Excerpt provided >>
*** Block opens ***

A high-ranking official of the Russian space agency Roscosmos said shortly after the launch that the flight marked “a new phase of our cooperation” with the US space agency NASA.

The SpaceX launch vehicle, consisting of a Falcon 9 rocket topped with a Crew Dragon capsule dubbed Endurance, lifted off into clear skies at noon EDT (9:30pm IST) from NASA‘s Kennedy Space Center in Cape Canaveral. The two-stage, 23-story-tall Falcon 9 ascended from the launch tower as its nine Merlin engines roared to life in billowing clouds of vapor and a reddish-orange fireball.

The mission is notable for the inclusion of Anna Kikina, 38, the lone female cosmonaut on active duty with Roscosmos, making it the first spaceflight with a Russian launched from US soil in two decades. As the spacecraft entered Earth orbit, Kikina radioed her thanks to NASA, Roscosmos and their International Space Station (ISS) partners for “giving us this great opportunity.”

“We’re so glad to do it together,” Kikina said.

Kikina, who had trained in the US for the flight since spring 2021, was essentially swapping places with a NASA astronaut who took her seat aboard a Russian Soyuz flight to the ISS last month under a new ride-sharing deal signed by NASA and Roscosmos in July.

About nine minutes after Wednesday’s launch, the rocket’s upper stage delivered the Crew Dragon into a preliminary orbit as it streaked through space at nearly 16,000 miles per hour (27,000 kph). The reusable lower-stage booster flew itself back to Earth and landed safely on a drone recovery vessel at sea.

The four crew members and their autonomously flying capsule were due to reach the ISS in about 29 hours, on Thursday evening, to begin a 150-day science mission aboard the orbital laboratory some 250 miles (420 km) above Earth.

The mission, designated Crew-5, marks the fifth full-fledged ISS crew NASA has flown aboard a SpaceX vehicle since the private rocket venture founded by Tesla CEO Elon Musk began sending US astronauts aloft in May 2020.

‘Smooth ride’

The team was led by Nicole Aunapu Mann, 45, who became the first Native American woman sent to orbit by NASA and the first woman to take the commander’s seat of a SpaceX Crew Dragon.

Moments after reaching orbit, as mission control wished the crew “Godspeed,” Mann radioed back, “Awesome. Thank you so much to the Falcon team. Whew! That was a smooth ride uphill.”

Mann, a U.S. Marine Corps colonel and combat fighter pilot, is also among the first group of 18 astronauts selected for NASA’s upcoming Artemis missions aimed at returning humans to the moon later this decade.

*** Block closes ***

Instructions for the task >> Reproduce the stretch of the Crew-5 launch report from "The mission, designated" through "later this decade.", word for word. Work only from the text about the Crew-5 launch.

(Bounding box prediction data)

*** Block opens ***

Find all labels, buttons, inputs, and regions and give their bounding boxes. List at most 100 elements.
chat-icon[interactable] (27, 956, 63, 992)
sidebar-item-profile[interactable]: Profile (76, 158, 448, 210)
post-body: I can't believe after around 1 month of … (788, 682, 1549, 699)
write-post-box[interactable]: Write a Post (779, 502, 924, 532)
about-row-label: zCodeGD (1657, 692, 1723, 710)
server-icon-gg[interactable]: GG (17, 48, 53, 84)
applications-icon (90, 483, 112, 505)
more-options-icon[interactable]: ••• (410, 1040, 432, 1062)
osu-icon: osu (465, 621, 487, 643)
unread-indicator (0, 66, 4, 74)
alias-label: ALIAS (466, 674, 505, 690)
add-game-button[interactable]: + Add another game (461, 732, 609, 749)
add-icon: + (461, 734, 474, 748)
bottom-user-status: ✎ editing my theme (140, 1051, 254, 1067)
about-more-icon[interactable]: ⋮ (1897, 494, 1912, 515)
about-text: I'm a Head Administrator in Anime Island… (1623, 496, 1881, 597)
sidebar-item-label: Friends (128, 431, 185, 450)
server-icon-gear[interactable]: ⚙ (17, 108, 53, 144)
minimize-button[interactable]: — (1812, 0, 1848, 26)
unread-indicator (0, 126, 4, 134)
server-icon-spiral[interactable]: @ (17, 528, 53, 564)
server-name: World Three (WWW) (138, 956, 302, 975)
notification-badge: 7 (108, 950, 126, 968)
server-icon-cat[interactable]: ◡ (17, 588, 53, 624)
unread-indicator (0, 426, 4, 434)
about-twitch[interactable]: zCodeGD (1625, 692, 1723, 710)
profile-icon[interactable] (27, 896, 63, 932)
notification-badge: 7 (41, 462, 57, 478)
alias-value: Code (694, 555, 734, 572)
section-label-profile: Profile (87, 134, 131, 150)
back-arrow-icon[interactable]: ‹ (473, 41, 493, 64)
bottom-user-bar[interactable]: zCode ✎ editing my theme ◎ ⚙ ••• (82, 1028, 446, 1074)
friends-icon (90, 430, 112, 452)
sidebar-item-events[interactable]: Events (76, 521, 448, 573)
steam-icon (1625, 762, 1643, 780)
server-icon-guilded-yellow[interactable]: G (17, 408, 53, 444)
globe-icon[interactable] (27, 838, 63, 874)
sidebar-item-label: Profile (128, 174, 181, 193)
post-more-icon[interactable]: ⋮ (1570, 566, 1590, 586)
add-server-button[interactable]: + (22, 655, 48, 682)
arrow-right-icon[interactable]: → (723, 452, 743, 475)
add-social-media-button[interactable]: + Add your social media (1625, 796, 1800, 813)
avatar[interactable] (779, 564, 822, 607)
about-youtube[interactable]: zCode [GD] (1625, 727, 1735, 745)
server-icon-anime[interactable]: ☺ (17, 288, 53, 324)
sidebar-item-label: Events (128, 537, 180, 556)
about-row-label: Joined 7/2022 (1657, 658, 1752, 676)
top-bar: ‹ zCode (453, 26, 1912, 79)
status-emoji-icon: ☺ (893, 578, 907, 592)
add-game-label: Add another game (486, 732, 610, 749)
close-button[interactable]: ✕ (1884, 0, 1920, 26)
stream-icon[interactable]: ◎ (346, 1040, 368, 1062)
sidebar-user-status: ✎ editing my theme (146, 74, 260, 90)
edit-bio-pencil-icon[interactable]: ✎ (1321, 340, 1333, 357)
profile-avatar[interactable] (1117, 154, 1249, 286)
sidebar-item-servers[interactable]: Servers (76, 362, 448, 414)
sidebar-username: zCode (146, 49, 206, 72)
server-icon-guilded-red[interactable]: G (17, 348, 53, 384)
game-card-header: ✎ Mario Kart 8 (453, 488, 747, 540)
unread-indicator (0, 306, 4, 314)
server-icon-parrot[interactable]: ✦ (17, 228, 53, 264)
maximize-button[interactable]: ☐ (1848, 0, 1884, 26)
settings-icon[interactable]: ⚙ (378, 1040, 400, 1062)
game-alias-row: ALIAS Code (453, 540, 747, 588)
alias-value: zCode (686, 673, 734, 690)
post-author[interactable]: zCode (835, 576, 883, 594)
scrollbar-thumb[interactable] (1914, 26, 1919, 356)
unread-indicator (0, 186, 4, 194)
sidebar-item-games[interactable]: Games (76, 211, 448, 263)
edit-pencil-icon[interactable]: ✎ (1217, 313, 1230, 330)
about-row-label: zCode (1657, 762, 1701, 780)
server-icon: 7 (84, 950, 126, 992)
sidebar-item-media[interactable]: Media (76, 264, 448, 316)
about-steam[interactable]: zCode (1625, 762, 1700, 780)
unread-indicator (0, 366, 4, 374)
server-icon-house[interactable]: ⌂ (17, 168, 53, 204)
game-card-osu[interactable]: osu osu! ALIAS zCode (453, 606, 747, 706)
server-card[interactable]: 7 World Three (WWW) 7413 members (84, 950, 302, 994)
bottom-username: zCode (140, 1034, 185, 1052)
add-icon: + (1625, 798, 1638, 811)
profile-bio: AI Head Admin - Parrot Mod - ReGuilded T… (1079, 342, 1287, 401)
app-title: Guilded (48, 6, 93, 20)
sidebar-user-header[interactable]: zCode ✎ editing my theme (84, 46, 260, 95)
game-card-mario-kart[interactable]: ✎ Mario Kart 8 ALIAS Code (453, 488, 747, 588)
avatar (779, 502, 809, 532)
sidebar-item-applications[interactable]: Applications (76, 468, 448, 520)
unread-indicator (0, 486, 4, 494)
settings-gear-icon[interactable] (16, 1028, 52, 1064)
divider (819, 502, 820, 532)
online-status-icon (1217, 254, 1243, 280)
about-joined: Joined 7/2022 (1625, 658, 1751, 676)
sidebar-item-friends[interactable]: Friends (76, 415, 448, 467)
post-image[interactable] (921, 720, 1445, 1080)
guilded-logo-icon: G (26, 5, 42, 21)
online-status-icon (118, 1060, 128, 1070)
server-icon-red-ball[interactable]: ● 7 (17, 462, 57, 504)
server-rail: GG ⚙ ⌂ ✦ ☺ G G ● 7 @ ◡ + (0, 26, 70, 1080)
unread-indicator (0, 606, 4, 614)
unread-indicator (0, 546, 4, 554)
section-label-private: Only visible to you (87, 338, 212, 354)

*** Block closes ***

Result for this exercise >>
The mission, designated Crew-5, marks the fifth full-fledged ISS crew NASA has flown aboard a SpaceX vehicle since the private rocket venture founded by Tesla CEO Elon Musk began sending US astronauts aloft in May 2020.

‘Smooth ride’

The team was led by Nicole Aunapu Mann, 45, who became the first Native American woman sent to orbit by NASA and the first woman to take the commander’s seat of a SpaceX Crew Dragon.

Moments after reaching orbit, as mission control wished the crew “Godspeed,” Mann radioed back, “Awesome. Thank you so much to the Falcon team. Whew! That was a smooth ride uphill.”

Mann, a U.S. Marine Corps colonel and combat fighter pilot, is also among the first group of 18 astronauts selected for NASA’s upcoming Artemis missions aimed at returning humans to the moon later this decade.